▶ _Exercise_
Look through the lines below and extract each one that contains "Normal".
● ● ● ● ● ● ●
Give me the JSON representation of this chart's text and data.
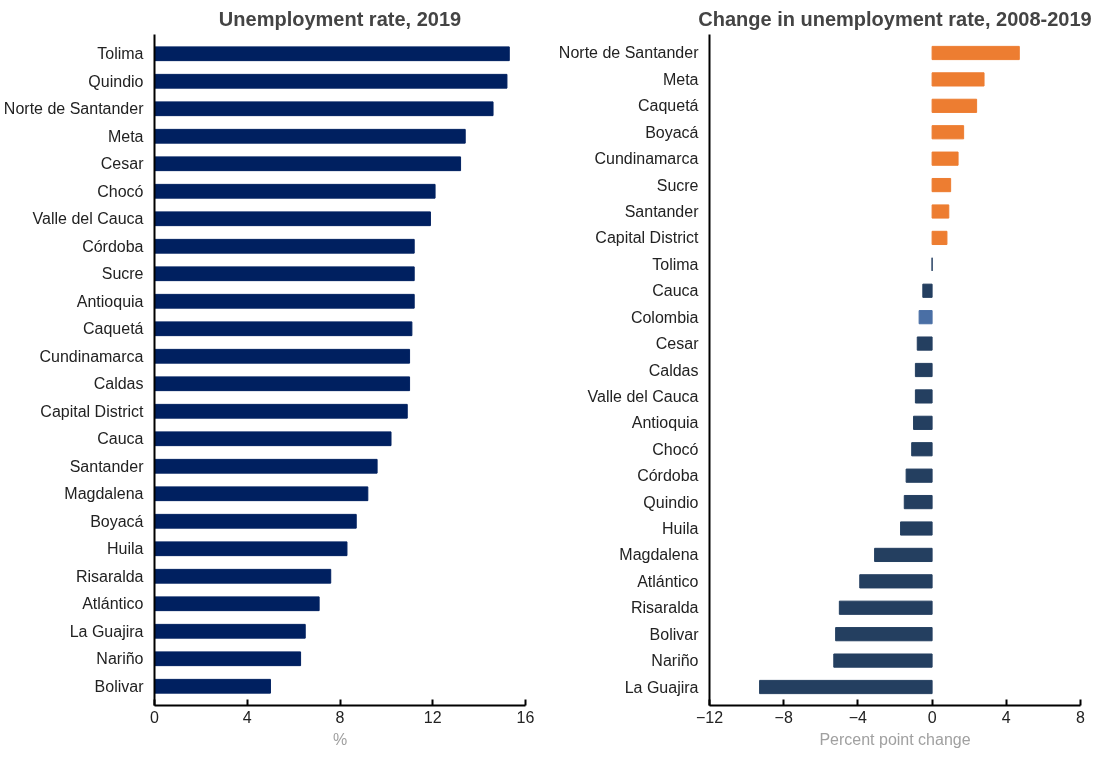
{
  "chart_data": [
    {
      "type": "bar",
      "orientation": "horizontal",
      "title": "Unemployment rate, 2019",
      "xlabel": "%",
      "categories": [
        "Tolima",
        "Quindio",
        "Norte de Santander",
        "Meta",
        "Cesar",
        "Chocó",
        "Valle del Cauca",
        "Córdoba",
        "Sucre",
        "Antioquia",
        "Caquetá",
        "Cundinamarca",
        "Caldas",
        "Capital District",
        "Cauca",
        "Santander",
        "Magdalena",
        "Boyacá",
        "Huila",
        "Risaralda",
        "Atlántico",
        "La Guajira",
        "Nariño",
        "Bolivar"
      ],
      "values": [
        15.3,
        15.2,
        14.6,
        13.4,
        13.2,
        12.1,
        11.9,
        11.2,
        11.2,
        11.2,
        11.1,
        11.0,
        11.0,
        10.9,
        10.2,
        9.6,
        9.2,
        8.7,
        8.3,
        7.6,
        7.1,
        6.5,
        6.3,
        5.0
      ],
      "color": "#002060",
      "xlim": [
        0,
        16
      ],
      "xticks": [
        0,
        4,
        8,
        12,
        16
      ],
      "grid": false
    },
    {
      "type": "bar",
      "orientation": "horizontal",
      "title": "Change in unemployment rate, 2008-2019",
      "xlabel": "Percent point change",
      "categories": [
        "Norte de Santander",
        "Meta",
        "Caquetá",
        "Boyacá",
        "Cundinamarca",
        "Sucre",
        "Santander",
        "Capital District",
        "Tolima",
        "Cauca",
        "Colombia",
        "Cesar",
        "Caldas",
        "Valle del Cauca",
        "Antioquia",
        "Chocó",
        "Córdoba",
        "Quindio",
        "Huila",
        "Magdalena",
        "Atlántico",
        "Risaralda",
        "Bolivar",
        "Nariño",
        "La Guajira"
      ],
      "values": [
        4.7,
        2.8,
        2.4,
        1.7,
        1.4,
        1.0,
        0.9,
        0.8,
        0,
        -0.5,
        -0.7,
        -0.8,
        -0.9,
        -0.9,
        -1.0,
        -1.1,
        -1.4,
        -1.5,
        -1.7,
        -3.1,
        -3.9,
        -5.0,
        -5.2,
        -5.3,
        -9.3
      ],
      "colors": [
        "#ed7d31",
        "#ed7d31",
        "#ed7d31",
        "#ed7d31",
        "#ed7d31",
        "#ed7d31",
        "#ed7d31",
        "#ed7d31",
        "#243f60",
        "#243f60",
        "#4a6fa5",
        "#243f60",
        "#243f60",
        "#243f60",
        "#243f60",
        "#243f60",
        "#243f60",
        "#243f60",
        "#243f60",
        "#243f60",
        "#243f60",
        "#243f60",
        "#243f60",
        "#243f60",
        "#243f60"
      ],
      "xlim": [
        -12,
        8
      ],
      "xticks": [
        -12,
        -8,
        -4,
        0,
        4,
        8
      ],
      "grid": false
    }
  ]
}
● ● ● ● ● ● ●
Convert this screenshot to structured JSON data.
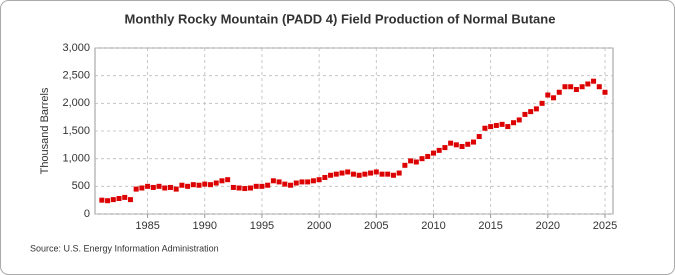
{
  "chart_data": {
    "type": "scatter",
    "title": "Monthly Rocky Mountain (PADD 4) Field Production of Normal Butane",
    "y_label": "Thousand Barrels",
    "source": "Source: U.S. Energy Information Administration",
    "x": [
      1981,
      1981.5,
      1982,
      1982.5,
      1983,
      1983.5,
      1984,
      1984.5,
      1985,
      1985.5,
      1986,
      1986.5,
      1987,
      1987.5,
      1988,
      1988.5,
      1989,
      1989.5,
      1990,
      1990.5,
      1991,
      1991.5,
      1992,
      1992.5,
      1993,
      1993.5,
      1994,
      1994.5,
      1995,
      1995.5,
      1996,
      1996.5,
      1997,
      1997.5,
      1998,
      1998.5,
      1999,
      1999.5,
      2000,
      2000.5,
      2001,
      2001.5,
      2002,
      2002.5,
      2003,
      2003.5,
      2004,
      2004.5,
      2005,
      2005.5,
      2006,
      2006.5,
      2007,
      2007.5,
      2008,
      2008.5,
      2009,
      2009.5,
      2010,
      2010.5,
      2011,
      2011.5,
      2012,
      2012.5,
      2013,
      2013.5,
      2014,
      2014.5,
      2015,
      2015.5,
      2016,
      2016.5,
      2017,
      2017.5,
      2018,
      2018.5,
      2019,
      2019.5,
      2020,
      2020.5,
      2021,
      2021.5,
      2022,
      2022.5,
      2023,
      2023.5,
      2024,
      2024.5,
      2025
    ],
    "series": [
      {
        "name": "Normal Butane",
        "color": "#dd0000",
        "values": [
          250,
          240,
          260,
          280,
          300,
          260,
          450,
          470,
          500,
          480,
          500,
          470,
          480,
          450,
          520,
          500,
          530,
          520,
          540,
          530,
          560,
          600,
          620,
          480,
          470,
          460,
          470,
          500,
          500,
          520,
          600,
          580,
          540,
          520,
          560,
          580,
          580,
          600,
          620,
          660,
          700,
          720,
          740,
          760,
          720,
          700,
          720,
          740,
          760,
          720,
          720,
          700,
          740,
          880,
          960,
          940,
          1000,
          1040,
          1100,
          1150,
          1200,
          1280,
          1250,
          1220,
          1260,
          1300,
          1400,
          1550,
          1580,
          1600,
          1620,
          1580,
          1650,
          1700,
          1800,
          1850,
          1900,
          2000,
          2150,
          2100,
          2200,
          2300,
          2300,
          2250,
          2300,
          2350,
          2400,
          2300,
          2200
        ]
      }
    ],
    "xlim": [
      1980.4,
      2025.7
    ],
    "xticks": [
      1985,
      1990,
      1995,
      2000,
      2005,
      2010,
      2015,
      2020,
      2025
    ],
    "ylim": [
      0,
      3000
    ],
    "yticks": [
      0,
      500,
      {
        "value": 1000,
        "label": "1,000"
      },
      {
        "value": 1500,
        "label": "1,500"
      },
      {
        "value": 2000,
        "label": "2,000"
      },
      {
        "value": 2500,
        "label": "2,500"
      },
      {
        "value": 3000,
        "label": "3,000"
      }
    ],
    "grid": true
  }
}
● ● ● ● ● ● ●
▶ _Answer_
    "title": "Monthly Rocky Mountain (PADD 4) Field Production of Normal Butane",
        "name": "Normal Butane",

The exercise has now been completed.